'''

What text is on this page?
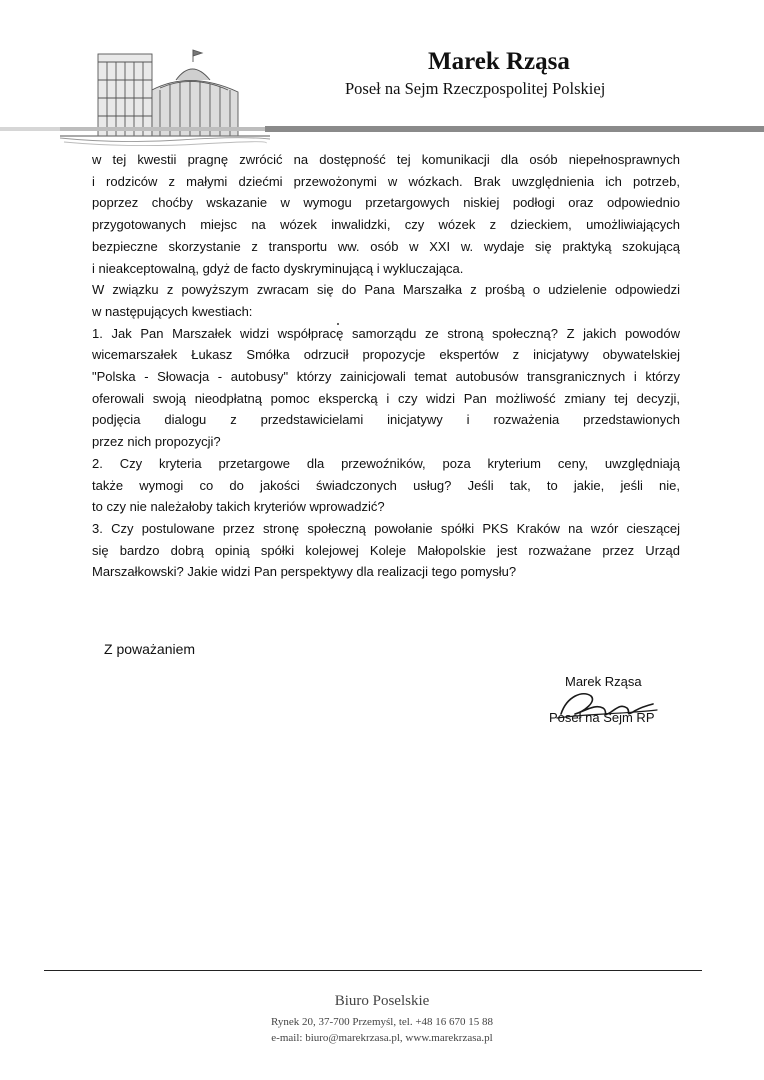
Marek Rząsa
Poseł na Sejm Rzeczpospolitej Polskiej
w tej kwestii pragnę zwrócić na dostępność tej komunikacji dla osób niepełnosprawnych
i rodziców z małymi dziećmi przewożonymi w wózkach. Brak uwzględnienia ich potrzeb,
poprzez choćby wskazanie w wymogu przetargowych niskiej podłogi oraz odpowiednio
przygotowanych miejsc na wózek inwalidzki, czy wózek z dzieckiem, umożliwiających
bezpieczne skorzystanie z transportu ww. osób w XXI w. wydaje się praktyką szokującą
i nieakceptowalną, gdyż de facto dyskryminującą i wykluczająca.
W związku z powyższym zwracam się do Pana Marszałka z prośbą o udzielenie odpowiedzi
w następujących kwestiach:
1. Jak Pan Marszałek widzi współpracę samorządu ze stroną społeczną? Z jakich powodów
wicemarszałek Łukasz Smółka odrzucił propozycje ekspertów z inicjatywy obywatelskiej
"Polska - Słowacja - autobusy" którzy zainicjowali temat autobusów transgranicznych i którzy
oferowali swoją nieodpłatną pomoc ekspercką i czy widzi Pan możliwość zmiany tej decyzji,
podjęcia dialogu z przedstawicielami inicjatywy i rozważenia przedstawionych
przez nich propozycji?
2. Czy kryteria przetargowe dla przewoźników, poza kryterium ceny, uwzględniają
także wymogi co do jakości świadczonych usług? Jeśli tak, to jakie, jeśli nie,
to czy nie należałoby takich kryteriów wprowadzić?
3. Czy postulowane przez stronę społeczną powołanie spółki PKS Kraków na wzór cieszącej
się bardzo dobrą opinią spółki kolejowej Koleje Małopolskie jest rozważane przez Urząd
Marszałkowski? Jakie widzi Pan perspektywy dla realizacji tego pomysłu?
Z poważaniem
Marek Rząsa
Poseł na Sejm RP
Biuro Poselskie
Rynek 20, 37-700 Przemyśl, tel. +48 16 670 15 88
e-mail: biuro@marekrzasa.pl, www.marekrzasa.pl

'''

#### Task
Write every entry out again exactly, dropping the pictures.

#### Solution to the exercise
What text is on this page?
Marek Rząsa
Poseł na Sejm Rzeczpospolitej Polskiej
w tej kwestii pragnę zwrócić na dostępność tej komunikacji dla osób niepełnosprawnych
i rodziców z małymi dziećmi przewożonymi w wózkach. Brak uwzględnienia ich potrzeb,
poprzez choćby wskazanie w wymogu przetargowych niskiej podłogi oraz odpowiednio
przygotowanych miejsc na wózek inwalidzki, czy wózek z dzieckiem, umożliwiających
bezpieczne skorzystanie z transportu ww. osób w XXI w. wydaje się praktyką szokującą
i nieakceptowalną, gdyż de facto dyskryminującą i wykluczająca.
W związku z powyższym zwracam się do Pana Marszałka z prośbą o udzielenie odpowiedzi
w następujących kwestiach:
1. Jak Pan Marszałek widzi współpracę samorządu ze stroną społeczną? Z jakich powodów
wicemarszałek Łukasz Smółka odrzucił propozycje ekspertów z inicjatywy obywatelskiej
"Polska - Słowacja - autobusy" którzy zainicjowali temat autobusów transgranicznych i którzy
oferowali swoją nieodpłatną pomoc ekspercką i czy widzi Pan możliwość zmiany tej decyzji,
podjęcia dialogu z przedstawicielami inicjatywy i rozważenia przedstawionych
przez nich propozycji?
2. Czy kryteria przetargowe dla przewoźników, poza kryterium ceny, uwzględniają
także wymogi co do jakości świadczonych usług? Jeśli tak, to jakie, jeśli nie,
to czy nie należałoby takich kryteriów wprowadzić?
3. Czy postulowane przez stronę społeczną powołanie spółki PKS Kraków na wzór cieszącej
się bardzo dobrą opinią spółki kolejowej Koleje Małopolskie jest rozważane przez Urząd
Marszałkowski? Jakie widzi Pan perspektywy dla realizacji tego pomysłu?
Z poważaniem
Marek Rząsa
Poseł na Sejm RP
Biuro Poselskie
Rynek 20, 37-700 Przemyśl, tel. +48 16 670 15 88
e-mail: biuro@marekrzasa.pl, www.marekrzasa.pl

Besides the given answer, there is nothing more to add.